Write out each line from the data below that includes the word "Type".

════════

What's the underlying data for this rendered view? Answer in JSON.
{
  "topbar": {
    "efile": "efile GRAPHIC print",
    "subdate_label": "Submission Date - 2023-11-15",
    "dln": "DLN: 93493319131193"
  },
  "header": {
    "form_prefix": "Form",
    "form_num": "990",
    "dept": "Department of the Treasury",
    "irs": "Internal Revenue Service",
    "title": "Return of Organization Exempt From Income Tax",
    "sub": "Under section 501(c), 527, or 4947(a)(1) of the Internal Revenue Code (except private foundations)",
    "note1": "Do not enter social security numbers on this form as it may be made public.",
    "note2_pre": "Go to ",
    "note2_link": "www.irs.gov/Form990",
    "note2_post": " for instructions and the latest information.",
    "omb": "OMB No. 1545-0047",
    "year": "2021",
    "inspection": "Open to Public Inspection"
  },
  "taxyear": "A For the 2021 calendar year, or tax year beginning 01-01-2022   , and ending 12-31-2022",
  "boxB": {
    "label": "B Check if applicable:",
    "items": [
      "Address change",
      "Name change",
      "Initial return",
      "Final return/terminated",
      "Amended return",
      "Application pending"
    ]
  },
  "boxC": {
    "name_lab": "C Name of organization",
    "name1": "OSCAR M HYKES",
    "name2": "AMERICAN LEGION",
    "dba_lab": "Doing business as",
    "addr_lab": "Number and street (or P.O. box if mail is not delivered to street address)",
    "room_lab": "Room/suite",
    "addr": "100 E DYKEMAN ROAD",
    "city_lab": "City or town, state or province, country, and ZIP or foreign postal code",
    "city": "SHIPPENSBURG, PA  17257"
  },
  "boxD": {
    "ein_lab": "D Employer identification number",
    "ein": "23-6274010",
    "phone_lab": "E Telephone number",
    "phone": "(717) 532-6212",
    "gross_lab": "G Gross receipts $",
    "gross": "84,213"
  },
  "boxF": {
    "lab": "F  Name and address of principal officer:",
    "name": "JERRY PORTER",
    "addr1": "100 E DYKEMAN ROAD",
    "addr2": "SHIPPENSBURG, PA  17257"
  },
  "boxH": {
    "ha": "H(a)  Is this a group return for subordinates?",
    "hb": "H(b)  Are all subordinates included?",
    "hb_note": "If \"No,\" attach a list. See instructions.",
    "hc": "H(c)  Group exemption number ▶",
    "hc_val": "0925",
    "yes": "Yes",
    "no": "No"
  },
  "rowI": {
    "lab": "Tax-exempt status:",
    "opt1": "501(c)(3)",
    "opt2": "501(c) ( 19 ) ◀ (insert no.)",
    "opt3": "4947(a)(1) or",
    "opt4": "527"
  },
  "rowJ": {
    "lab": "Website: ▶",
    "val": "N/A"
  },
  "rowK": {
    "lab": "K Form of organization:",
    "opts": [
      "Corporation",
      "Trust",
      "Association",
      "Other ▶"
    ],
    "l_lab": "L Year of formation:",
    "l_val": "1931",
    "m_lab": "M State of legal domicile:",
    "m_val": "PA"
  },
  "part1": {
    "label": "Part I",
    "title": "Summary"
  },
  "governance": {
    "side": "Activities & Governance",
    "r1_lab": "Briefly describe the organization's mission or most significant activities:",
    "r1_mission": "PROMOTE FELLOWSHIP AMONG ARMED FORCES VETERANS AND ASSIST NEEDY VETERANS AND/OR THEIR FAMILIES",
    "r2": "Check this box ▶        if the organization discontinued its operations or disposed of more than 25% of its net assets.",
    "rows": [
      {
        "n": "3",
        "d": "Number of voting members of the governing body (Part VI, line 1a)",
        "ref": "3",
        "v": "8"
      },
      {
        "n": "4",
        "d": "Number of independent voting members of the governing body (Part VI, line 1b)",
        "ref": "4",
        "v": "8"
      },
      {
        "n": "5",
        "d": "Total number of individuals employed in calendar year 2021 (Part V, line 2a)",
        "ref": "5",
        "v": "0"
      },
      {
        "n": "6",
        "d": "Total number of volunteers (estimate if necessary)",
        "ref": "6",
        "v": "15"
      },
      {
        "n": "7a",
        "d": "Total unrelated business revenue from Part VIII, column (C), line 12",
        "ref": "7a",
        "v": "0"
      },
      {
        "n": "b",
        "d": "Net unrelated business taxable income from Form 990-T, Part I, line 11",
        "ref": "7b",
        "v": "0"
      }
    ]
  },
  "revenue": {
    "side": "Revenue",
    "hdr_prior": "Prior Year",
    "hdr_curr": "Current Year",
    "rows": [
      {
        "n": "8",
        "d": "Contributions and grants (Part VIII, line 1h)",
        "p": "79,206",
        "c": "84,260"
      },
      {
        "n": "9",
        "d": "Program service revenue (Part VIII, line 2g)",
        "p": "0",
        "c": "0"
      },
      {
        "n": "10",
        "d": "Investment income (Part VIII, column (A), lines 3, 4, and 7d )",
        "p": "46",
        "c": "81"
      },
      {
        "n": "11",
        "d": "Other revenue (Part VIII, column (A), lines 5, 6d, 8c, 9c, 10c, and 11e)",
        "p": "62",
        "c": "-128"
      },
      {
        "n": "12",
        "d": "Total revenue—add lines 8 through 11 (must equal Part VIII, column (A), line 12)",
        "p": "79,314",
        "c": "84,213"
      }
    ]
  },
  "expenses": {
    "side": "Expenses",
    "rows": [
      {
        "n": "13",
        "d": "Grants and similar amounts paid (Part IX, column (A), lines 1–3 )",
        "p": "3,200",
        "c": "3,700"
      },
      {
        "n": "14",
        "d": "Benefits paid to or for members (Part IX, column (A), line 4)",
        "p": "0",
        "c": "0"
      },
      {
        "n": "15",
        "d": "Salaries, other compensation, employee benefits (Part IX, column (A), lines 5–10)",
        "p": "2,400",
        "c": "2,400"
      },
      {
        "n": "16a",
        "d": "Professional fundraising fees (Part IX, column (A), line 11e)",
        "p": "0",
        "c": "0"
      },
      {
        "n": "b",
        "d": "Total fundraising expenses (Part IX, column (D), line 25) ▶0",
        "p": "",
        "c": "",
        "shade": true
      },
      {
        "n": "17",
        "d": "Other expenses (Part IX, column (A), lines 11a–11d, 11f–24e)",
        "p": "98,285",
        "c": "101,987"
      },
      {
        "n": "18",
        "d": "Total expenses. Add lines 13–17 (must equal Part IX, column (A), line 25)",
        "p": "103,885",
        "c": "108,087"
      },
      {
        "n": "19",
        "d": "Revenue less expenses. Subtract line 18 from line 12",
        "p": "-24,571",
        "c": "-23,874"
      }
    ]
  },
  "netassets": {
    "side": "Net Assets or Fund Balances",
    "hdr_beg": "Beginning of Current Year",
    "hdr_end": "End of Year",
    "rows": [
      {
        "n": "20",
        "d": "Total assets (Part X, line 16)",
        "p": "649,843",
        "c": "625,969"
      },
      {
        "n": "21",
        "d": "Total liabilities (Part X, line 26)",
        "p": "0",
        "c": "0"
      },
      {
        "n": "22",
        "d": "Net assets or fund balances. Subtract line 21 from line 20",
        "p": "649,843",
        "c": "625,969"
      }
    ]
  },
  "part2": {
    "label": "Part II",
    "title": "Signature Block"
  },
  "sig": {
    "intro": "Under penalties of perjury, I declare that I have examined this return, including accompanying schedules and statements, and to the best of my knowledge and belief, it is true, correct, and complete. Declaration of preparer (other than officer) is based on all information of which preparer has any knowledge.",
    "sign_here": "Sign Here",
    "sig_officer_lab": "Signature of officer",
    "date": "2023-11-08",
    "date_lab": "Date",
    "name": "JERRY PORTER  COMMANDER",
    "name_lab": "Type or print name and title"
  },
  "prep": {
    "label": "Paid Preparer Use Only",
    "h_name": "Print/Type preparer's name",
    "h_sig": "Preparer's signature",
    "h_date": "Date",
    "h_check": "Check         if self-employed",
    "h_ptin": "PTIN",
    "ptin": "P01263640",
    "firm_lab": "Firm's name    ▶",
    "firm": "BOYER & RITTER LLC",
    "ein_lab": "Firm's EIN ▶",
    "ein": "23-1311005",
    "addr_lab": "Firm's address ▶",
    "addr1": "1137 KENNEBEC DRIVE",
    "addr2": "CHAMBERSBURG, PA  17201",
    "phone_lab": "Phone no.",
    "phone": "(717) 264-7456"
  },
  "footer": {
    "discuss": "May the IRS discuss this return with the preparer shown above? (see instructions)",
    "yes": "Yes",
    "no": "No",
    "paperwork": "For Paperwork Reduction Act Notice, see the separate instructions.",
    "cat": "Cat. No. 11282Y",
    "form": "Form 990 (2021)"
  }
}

════════

» **COMPLETE ANSWER**:
    "name_lab": "Type or print name and title"
    "h_name": "Print/Type preparer's name",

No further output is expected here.